• [Input material]
____

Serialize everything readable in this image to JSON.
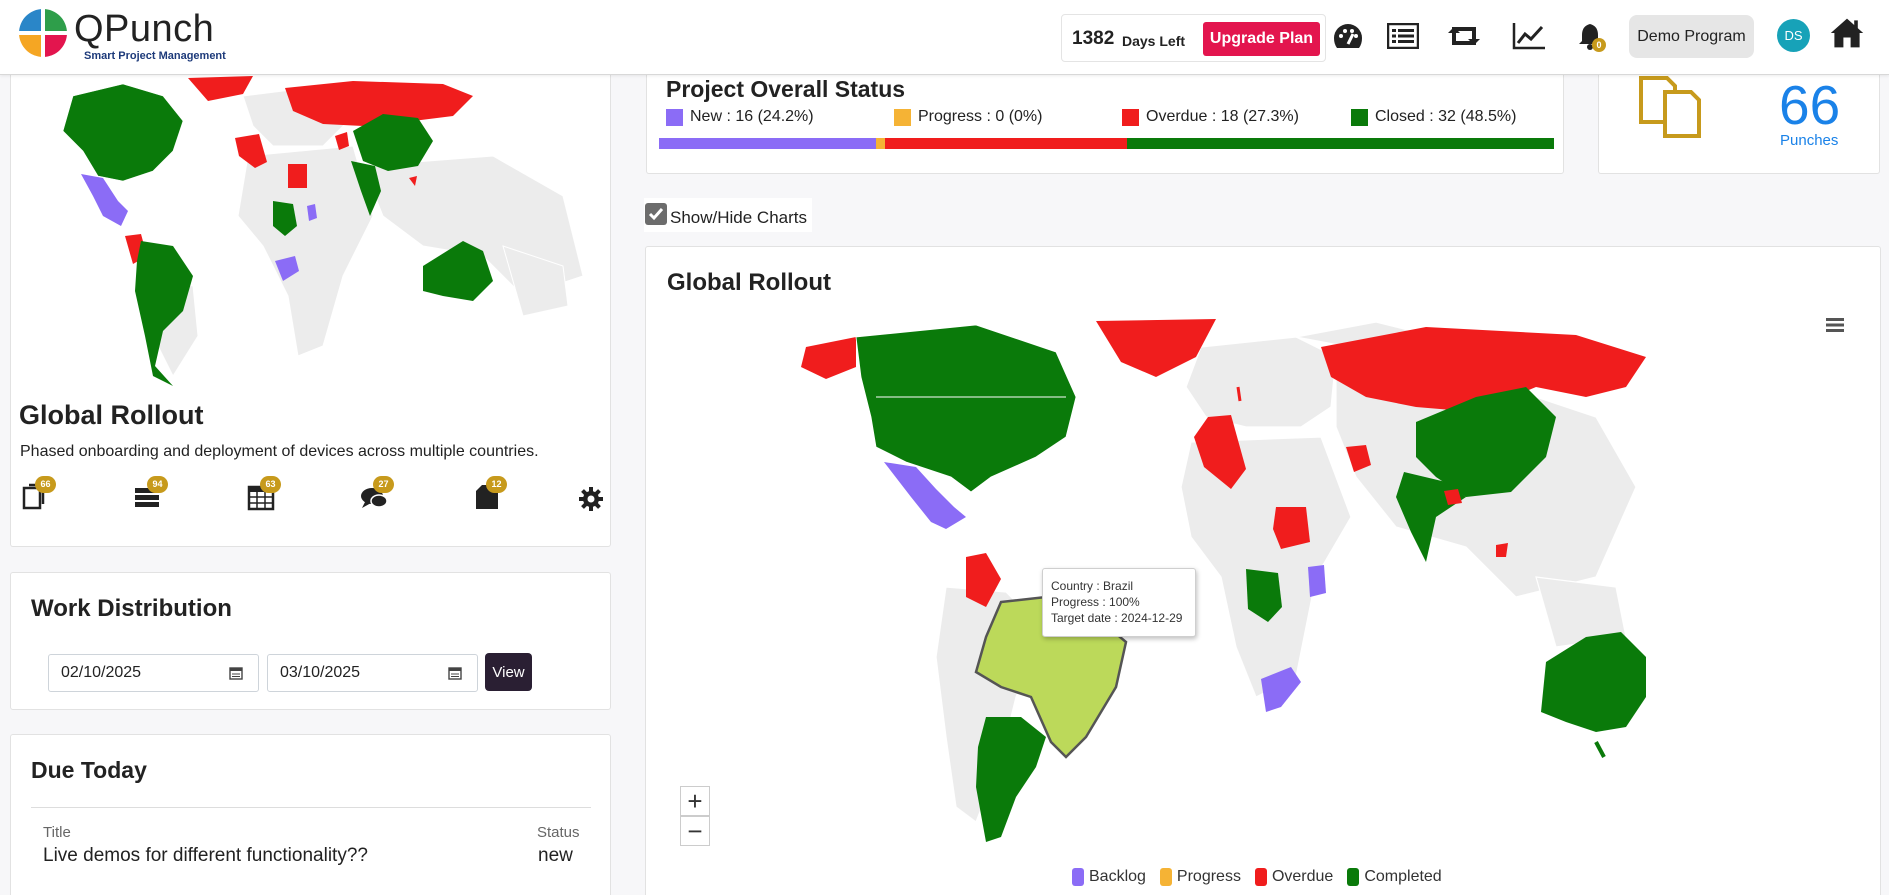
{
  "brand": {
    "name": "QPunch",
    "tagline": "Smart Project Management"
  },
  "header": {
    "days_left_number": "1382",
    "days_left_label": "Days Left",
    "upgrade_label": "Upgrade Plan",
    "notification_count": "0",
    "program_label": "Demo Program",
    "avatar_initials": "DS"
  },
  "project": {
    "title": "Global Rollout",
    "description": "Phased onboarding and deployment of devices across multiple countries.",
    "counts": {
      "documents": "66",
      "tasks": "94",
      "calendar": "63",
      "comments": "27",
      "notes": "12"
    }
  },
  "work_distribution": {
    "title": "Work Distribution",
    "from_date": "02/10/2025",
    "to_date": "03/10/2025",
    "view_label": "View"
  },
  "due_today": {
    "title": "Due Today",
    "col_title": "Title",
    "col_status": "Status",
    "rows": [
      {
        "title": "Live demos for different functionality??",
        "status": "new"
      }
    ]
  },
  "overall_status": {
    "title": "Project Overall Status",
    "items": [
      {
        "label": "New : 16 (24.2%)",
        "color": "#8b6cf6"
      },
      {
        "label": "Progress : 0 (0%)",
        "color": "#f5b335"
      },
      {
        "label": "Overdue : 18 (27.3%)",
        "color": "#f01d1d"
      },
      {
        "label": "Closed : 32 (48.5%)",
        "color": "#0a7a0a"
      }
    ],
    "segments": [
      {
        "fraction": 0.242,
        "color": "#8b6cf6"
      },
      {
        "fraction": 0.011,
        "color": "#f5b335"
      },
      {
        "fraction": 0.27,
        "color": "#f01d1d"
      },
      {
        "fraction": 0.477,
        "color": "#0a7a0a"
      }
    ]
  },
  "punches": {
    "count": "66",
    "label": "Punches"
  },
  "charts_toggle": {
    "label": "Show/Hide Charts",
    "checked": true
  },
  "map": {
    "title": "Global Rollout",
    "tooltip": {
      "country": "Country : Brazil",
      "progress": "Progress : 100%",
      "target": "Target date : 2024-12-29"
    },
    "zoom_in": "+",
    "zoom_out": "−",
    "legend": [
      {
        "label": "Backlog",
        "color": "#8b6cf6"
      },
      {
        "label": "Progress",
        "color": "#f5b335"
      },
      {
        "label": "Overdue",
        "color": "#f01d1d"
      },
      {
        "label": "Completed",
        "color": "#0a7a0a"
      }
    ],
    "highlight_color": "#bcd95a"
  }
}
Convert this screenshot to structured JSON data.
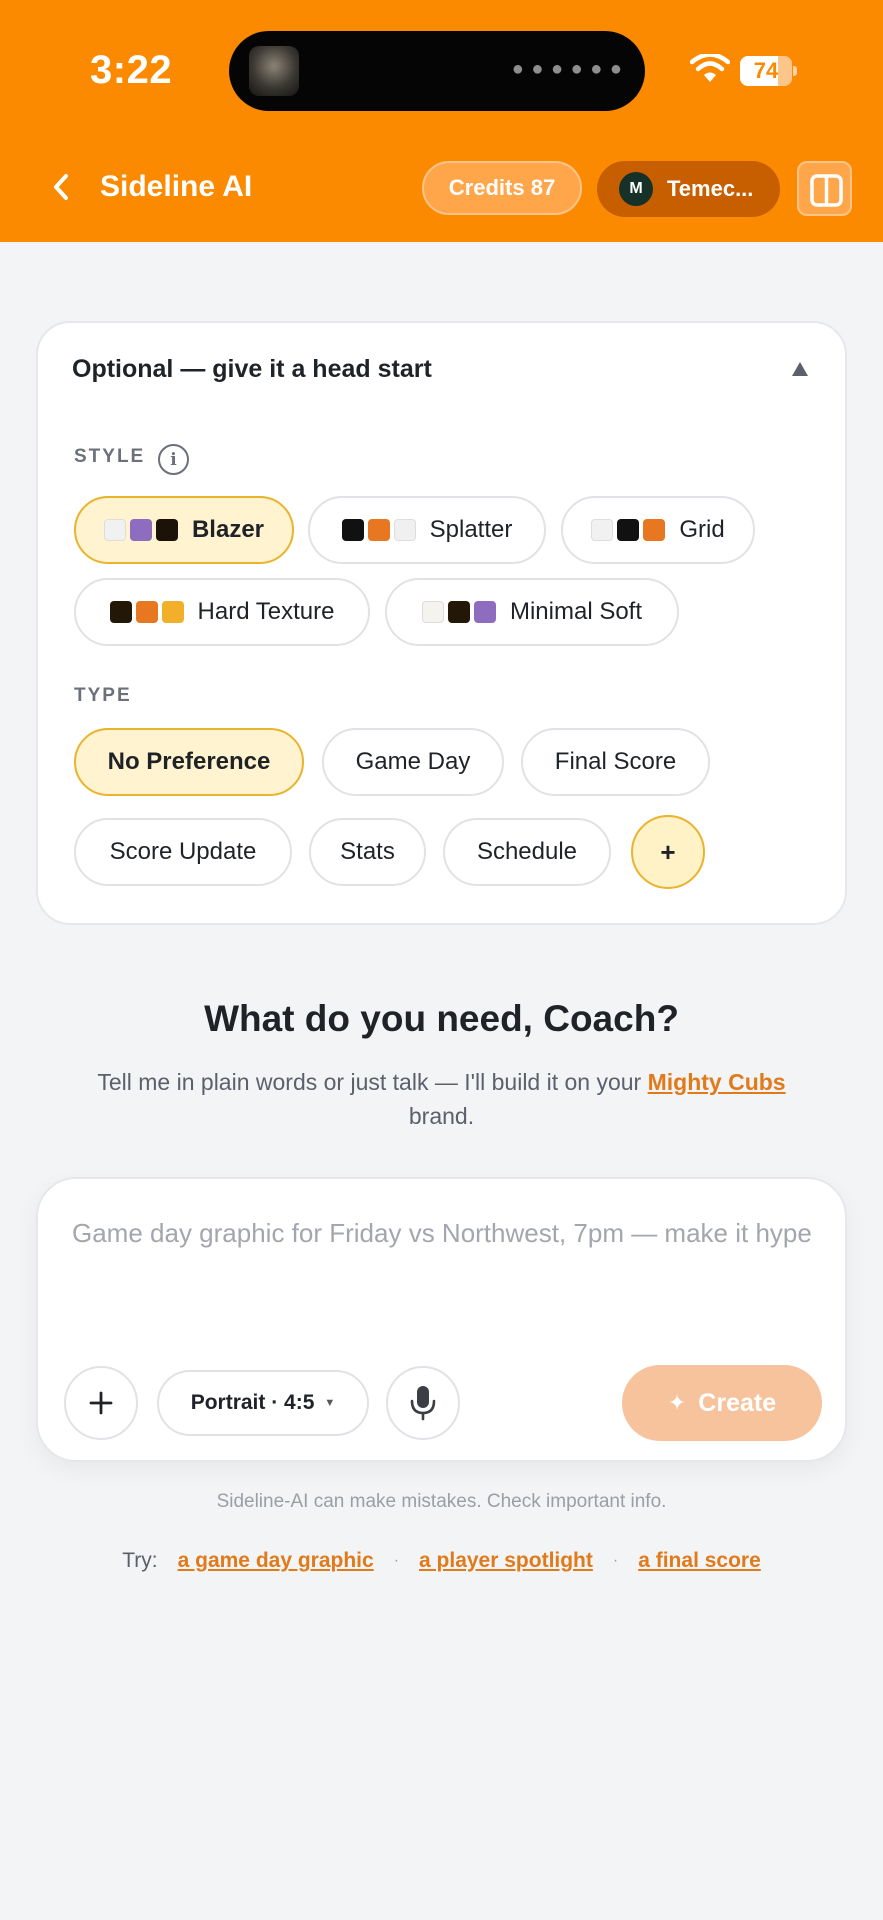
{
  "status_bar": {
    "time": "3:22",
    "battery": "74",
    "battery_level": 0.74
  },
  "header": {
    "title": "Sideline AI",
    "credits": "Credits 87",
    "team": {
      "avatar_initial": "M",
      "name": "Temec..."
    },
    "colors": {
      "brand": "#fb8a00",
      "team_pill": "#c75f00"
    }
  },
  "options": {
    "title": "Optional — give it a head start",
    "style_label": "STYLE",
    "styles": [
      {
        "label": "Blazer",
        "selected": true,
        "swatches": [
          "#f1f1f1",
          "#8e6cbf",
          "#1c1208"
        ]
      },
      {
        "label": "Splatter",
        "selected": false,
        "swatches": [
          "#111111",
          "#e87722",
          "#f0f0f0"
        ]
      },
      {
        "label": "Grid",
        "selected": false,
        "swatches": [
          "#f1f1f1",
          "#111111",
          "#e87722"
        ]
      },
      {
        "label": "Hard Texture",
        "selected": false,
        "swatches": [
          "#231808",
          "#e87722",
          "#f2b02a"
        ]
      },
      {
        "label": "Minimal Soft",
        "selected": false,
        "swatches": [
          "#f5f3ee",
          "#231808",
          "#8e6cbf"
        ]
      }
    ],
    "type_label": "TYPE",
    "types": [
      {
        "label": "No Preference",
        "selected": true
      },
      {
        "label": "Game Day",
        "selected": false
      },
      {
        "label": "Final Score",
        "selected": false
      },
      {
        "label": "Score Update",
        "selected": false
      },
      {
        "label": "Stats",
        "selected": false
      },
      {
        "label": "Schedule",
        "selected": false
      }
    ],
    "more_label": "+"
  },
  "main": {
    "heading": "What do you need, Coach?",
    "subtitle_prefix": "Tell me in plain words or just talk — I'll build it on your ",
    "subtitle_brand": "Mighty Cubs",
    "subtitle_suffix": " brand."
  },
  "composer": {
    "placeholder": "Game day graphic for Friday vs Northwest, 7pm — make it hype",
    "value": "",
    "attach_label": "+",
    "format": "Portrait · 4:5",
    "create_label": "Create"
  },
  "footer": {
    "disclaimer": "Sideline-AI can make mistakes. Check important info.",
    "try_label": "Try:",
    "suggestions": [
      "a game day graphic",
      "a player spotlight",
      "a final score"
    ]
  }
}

____

• [Given exercise] Gather from the entries above all lines that include the string "graphic".

• [Solution for this exercise]
    "placeholder": "Game day graphic for Friday vs Northwest, 7pm — make it hype",
      "a game day graphic",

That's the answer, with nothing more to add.